■ **Exercise prompt**: Output the material beneath exactly, leaving nothing out.

■ **Source records**:

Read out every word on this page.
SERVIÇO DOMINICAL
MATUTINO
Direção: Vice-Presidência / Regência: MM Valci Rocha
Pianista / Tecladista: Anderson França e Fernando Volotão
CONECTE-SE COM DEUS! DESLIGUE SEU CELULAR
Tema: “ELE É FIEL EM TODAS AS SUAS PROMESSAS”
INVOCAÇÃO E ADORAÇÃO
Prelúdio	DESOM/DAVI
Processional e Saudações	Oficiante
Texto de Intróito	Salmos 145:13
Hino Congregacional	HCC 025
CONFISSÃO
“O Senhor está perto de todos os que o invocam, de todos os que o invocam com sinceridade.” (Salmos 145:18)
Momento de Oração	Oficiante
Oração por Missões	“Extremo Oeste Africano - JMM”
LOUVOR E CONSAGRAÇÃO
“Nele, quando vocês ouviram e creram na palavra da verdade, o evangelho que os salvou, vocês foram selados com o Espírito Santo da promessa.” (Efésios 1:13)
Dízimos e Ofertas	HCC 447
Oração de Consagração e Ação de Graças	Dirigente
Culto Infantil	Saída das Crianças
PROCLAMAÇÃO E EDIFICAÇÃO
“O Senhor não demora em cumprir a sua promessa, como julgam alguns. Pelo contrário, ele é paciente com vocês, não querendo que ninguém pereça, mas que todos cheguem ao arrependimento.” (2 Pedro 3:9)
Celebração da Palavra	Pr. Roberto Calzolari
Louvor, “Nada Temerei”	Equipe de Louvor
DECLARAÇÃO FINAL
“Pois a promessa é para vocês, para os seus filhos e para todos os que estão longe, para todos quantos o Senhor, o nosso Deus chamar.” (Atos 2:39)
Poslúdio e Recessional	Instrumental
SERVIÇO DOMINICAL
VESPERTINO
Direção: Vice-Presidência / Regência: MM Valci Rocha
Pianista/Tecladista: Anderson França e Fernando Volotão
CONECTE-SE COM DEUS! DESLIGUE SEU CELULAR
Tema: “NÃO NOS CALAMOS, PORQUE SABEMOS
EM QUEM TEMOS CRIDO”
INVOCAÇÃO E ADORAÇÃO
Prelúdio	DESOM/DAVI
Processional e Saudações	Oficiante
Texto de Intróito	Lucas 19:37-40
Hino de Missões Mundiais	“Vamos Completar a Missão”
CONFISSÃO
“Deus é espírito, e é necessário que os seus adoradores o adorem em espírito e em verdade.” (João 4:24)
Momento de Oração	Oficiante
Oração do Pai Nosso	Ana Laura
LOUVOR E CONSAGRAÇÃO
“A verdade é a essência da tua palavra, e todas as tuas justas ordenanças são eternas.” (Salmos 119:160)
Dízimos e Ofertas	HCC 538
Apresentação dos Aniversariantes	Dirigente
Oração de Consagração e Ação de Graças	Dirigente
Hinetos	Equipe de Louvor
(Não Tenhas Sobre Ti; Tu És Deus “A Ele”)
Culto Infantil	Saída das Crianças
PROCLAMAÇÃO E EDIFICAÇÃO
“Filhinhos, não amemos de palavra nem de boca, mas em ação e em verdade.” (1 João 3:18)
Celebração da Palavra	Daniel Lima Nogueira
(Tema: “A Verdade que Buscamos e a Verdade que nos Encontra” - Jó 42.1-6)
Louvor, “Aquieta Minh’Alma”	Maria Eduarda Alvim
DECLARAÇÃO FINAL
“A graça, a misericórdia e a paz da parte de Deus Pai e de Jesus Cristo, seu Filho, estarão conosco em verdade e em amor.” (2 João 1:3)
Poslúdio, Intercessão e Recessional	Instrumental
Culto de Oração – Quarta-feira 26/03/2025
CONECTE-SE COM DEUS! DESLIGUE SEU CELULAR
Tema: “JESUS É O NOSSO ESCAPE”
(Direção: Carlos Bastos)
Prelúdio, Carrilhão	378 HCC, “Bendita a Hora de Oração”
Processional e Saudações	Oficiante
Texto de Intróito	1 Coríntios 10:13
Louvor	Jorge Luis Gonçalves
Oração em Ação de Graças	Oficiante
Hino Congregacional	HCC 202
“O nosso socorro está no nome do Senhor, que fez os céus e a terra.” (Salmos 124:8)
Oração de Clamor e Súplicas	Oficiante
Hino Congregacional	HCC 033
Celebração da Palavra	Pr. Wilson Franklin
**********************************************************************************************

■ **Solved exercise**:
Read out every word on this page.
SERVIÇO DOMINICAL
MATUTINO
Direção: Vice-Presidência / Regência: MM Valci Rocha
Pianista / Tecladista: Anderson França e Fernando Volotão
CONECTE-SE COM DEUS! DESLIGUE SEU CELULAR
Tema: “ELE É FIEL EM TODAS AS SUAS PROMESSAS”
INVOCAÇÃO E ADORAÇÃO
Prelúdio	DESOM/DAVI
Processional e Saudações	Oficiante
Texto de Intróito	Salmos 145:13
Hino Congregacional	HCC 025
CONFISSÃO
“O Senhor está perto de todos os que o invocam, de todos os que o invocam com sinceridade.” (Salmos 145:18)
Momento de Oração	Oficiante
Oração por Missões	“Extremo Oeste Africano - JMM”
LOUVOR E CONSAGRAÇÃO
“Nele, quando vocês ouviram e creram na palavra da verdade, o evangelho que os salvou, vocês foram selados com o Espírito Santo da promessa.” (Efésios 1:13)
Dízimos e Ofertas	HCC 447
Oração de Consagração e Ação de Graças	Dirigente
Culto Infantil	Saída das Crianças
PROCLAMAÇÃO E EDIFICAÇÃO
“O Senhor não demora em cumprir a sua promessa, como julgam alguns. Pelo contrário, ele é paciente com vocês, não querendo que ninguém pereça, mas que todos cheguem ao arrependimento.” (2 Pedro 3:9)
Celebração da Palavra	Pr. Roberto Calzolari
Louvor, “Nada Temerei”	Equipe de Louvor
DECLARAÇÃO FINAL
“Pois a promessa é para vocês, para os seus filhos e para todos os que estão longe, para todos quantos o Senhor, o nosso Deus chamar.” (Atos 2:39)
Poslúdio e Recessional	Instrumental
SERVIÇO DOMINICAL
VESPERTINO
Direção: Vice-Presidência / Regência: MM Valci Rocha
Pianista/Tecladista: Anderson França e Fernando Volotão
CONECTE-SE COM DEUS! DESLIGUE SEU CELULAR
Tema: “NÃO NOS CALAMOS, PORQUE SABEMOS
EM QUEM TEMOS CRIDO”
INVOCAÇÃO E ADORAÇÃO
Prelúdio	DESOM/DAVI
Processional e Saudações	Oficiante
Texto de Intróito	Lucas 19:37-40
Hino de Missões Mundiais	“Vamos Completar a Missão”
CONFISSÃO
“Deus é espírito, e é necessário que os seus adoradores o adorem em espírito e em verdade.” (João 4:24)
Momento de Oração	Oficiante
Oração do Pai Nosso	Ana Laura
LOUVOR E CONSAGRAÇÃO
“A verdade é a essência da tua palavra, e todas as tuas justas ordenanças são eternas.” (Salmos 119:160)
Dízimos e Ofertas	HCC 538
Apresentação dos Aniversariantes	Dirigente
Oração de Consagração e Ação de Graças	Dirigente
Hinetos	Equipe de Louvor
(Não Tenhas Sobre Ti; Tu És Deus “A Ele”)
Culto Infantil	Saída das Crianças
PROCLAMAÇÃO E EDIFICAÇÃO
“Filhinhos, não amemos de palavra nem de boca, mas em ação e em verdade.” (1 João 3:18)
Celebração da Palavra	Daniel Lima Nogueira
(Tema: “A Verdade que Buscamos e a Verdade que nos Encontra” - Jó 42.1-6)
Louvor, “Aquieta Minh’Alma”	Maria Eduarda Alvim
DECLARAÇÃO FINAL
“A graça, a misericórdia e a paz da parte de Deus Pai e de Jesus Cristo, seu Filho, estarão conosco em verdade e em amor.” (2 João 1:3)
Poslúdio, Intercessão e Recessional	Instrumental
Culto de Oração – Quarta-feira 26/03/2025
CONECTE-SE COM DEUS! DESLIGUE SEU CELULAR
Tema: “JESUS É O NOSSO ESCAPE”
(Direção: Carlos Bastos)
Prelúdio, Carrilhão	378 HCC, “Bendita a Hora de Oração”
Processional e Saudações	Oficiante
Texto de Intróito	1 Coríntios 10:13
Louvor	Jorge Luis Gonçalves
Oração em Ação de Graças	Oficiante
Hino Congregacional	HCC 202
“O nosso socorro está no nome do Senhor, que fez os céus e a terra.” (Salmos 124:8)
Oração de Clamor e Súplicas	Oficiante
Hino Congregacional	HCC 033
Celebração da Palavra	Pr. Wilson Franklin
**********************************************************************************************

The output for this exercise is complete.